## SOURCE DATA
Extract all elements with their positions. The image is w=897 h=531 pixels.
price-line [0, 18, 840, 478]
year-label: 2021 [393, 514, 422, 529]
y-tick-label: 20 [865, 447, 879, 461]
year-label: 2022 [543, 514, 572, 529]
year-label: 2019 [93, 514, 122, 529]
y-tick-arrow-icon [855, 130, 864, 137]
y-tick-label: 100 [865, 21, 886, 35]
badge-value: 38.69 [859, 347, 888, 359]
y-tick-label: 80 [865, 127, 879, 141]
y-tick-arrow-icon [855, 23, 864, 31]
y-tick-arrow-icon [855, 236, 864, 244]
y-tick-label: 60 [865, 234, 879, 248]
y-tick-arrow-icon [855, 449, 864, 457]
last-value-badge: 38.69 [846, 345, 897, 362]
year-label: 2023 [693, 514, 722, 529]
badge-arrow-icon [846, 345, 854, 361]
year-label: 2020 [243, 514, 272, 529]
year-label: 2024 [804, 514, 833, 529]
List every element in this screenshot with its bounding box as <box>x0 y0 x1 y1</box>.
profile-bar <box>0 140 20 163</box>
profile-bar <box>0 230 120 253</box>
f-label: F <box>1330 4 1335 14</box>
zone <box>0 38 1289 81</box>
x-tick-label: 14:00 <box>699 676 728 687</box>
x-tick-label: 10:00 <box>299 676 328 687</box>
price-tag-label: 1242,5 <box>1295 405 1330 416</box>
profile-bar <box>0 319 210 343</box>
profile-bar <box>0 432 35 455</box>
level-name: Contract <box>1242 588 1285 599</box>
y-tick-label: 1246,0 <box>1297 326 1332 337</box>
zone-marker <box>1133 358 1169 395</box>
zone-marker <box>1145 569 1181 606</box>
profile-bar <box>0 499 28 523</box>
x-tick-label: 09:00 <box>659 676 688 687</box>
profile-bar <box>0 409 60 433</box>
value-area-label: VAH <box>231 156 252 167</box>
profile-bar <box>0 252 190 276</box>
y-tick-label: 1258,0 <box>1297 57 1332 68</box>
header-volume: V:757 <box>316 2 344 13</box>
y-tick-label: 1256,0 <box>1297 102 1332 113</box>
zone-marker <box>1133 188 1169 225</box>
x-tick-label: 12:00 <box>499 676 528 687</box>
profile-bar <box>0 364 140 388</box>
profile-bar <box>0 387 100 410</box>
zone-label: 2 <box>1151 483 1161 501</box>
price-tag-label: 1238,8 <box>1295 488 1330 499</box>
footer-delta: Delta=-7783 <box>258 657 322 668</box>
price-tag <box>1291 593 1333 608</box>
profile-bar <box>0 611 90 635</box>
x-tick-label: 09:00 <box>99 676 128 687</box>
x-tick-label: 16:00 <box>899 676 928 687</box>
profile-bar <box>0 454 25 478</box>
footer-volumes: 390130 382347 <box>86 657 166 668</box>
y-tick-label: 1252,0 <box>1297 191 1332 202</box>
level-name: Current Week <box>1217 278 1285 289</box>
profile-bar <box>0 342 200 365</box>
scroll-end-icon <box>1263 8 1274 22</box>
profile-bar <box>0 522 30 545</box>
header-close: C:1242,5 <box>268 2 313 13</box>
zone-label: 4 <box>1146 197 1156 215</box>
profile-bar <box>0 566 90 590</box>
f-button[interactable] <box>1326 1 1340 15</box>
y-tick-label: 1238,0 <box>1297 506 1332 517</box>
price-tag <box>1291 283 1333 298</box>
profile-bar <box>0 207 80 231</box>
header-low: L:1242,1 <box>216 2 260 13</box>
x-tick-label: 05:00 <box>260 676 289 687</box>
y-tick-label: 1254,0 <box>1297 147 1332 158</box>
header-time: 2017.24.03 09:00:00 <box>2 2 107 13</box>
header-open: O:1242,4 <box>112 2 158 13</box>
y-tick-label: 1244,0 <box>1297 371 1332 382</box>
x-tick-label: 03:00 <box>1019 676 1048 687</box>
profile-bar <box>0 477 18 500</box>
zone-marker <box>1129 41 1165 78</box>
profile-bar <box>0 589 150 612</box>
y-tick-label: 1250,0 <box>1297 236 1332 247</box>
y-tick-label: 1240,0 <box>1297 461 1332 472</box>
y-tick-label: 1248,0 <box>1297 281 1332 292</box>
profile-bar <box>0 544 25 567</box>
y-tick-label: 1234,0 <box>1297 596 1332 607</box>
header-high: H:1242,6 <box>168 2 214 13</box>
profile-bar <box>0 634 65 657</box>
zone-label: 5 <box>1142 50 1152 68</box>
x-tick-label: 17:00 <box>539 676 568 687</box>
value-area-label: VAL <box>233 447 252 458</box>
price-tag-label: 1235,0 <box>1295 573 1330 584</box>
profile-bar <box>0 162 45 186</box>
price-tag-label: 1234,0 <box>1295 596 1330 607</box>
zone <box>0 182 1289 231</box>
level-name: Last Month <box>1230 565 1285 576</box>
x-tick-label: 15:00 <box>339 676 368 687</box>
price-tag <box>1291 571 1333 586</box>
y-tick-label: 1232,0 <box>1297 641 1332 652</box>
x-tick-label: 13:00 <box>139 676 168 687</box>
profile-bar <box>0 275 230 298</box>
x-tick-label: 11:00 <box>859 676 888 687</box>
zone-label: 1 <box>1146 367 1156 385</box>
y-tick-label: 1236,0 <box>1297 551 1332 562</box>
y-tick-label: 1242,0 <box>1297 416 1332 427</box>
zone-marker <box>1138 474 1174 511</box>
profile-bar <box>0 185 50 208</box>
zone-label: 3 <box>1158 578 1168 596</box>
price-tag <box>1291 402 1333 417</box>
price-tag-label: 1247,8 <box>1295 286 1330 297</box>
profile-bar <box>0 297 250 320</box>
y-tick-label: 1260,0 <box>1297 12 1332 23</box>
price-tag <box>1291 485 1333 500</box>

## WHAT TO WORK ON
Reproduce all of the records above verbatim, line for line, without altering, reordering, or omitting anything.

## THE SOLUTION
Extract all elements with their positions. The image is w=897 h=531 pixels.
price-line [0, 18, 840, 478]
year-label: 2021 [393, 514, 422, 529]
y-tick-label: 20 [865, 447, 879, 461]
year-label: 2022 [543, 514, 572, 529]
year-label: 2019 [93, 514, 122, 529]
y-tick-arrow-icon [855, 130, 864, 137]
y-tick-label: 100 [865, 21, 886, 35]
badge-value: 38.69 [859, 347, 888, 359]
y-tick-label: 80 [865, 127, 879, 141]
y-tick-arrow-icon [855, 23, 864, 31]
y-tick-arrow-icon [855, 236, 864, 244]
y-tick-label: 60 [865, 234, 879, 248]
y-tick-arrow-icon [855, 449, 864, 457]
last-value-badge: 38.69 [846, 345, 897, 362]
year-label: 2023 [693, 514, 722, 529]
badge-arrow-icon [846, 345, 854, 361]
year-label: 2020 [243, 514, 272, 529]
year-label: 2024 [804, 514, 833, 529]
List every element in this screenshot with its bounding box as <box>x0 y0 x1 y1</box>.
profile-bar <box>0 140 20 163</box>
profile-bar <box>0 230 120 253</box>
f-label: F <box>1330 4 1335 14</box>
zone <box>0 38 1289 81</box>
x-tick-label: 14:00 <box>699 676 728 687</box>
x-tick-label: 10:00 <box>299 676 328 687</box>
price-tag-label: 1242,5 <box>1295 405 1330 416</box>
profile-bar <box>0 319 210 343</box>
profile-bar <box>0 432 35 455</box>
level-name: Contract <box>1242 588 1285 599</box>
y-tick-label: 1246,0 <box>1297 326 1332 337</box>
zone-marker <box>1133 358 1169 395</box>
zone-marker <box>1145 569 1181 606</box>
profile-bar <box>0 499 28 523</box>
x-tick-label: 09:00 <box>659 676 688 687</box>
profile-bar <box>0 409 60 433</box>
value-area-label: VAH <box>231 156 252 167</box>
profile-bar <box>0 252 190 276</box>
y-tick-label: 1258,0 <box>1297 57 1332 68</box>
header-volume: V:757 <box>316 2 344 13</box>
y-tick-label: 1256,0 <box>1297 102 1332 113</box>
zone-marker <box>1133 188 1169 225</box>
x-tick-label: 12:00 <box>499 676 528 687</box>
profile-bar <box>0 364 140 388</box>
profile-bar <box>0 387 100 410</box>
zone-label: 2 <box>1151 483 1161 501</box>
price-tag-label: 1238,8 <box>1295 488 1330 499</box>
footer-delta: Delta=-7783 <box>258 657 322 668</box>
price-tag <box>1291 593 1333 608</box>
profile-bar <box>0 611 90 635</box>
x-tick-label: 09:00 <box>99 676 128 687</box>
x-tick-label: 16:00 <box>899 676 928 687</box>
profile-bar <box>0 454 25 478</box>
footer-volumes: 390130 382347 <box>86 657 166 668</box>
y-tick-label: 1252,0 <box>1297 191 1332 202</box>
level-name: Current Week <box>1217 278 1285 289</box>
profile-bar <box>0 342 200 365</box>
scroll-end-icon <box>1263 8 1274 22</box>
profile-bar <box>0 522 30 545</box>
header-close: C:1242,5 <box>268 2 313 13</box>
zone-label: 4 <box>1146 197 1156 215</box>
profile-bar <box>0 566 90 590</box>
f-button[interactable] <box>1326 1 1340 15</box>
y-tick-label: 1238,0 <box>1297 506 1332 517</box>
price-tag <box>1291 283 1333 298</box>
profile-bar <box>0 207 80 231</box>
header-low: L:1242,1 <box>216 2 260 13</box>
x-tick-label: 05:00 <box>260 676 289 687</box>
y-tick-label: 1254,0 <box>1297 147 1332 158</box>
header-time: 2017.24.03 09:00:00 <box>2 2 107 13</box>
header-open: O:1242,4 <box>112 2 158 13</box>
y-tick-label: 1244,0 <box>1297 371 1332 382</box>
x-tick-label: 03:00 <box>1019 676 1048 687</box>
profile-bar <box>0 477 18 500</box>
zone-marker <box>1129 41 1165 78</box>
profile-bar <box>0 589 150 612</box>
y-tick-label: 1250,0 <box>1297 236 1332 247</box>
y-tick-label: 1240,0 <box>1297 461 1332 472</box>
y-tick-label: 1248,0 <box>1297 281 1332 292</box>
profile-bar <box>0 544 25 567</box>
y-tick-label: 1234,0 <box>1297 596 1332 607</box>
header-high: H:1242,6 <box>168 2 214 13</box>
profile-bar <box>0 634 65 657</box>
zone-label: 5 <box>1142 50 1152 68</box>
x-tick-label: 17:00 <box>539 676 568 687</box>
value-area-label: VAL <box>233 447 252 458</box>
price-tag-label: 1235,0 <box>1295 573 1330 584</box>
profile-bar <box>0 162 45 186</box>
price-tag-label: 1234,0 <box>1295 596 1330 607</box>
zone <box>0 182 1289 231</box>
level-name: Last Month <box>1230 565 1285 576</box>
x-tick-label: 15:00 <box>339 676 368 687</box>
price-tag <box>1291 571 1333 586</box>
y-tick-label: 1232,0 <box>1297 641 1332 652</box>
x-tick-label: 13:00 <box>139 676 168 687</box>
profile-bar <box>0 275 230 298</box>
x-tick-label: 11:00 <box>859 676 888 687</box>
zone-label: 1 <box>1146 367 1156 385</box>
y-tick-label: 1236,0 <box>1297 551 1332 562</box>
y-tick-label: 1242,0 <box>1297 416 1332 427</box>
zone-marker <box>1138 474 1174 511</box>
profile-bar <box>0 185 50 208</box>
zone-label: 3 <box>1158 578 1168 596</box>
price-tag <box>1291 402 1333 417</box>
price-tag-label: 1247,8 <box>1295 286 1330 297</box>
profile-bar <box>0 297 250 320</box>
y-tick-label: 1260,0 <box>1297 12 1332 23</box>
price-tag <box>1291 485 1333 500</box>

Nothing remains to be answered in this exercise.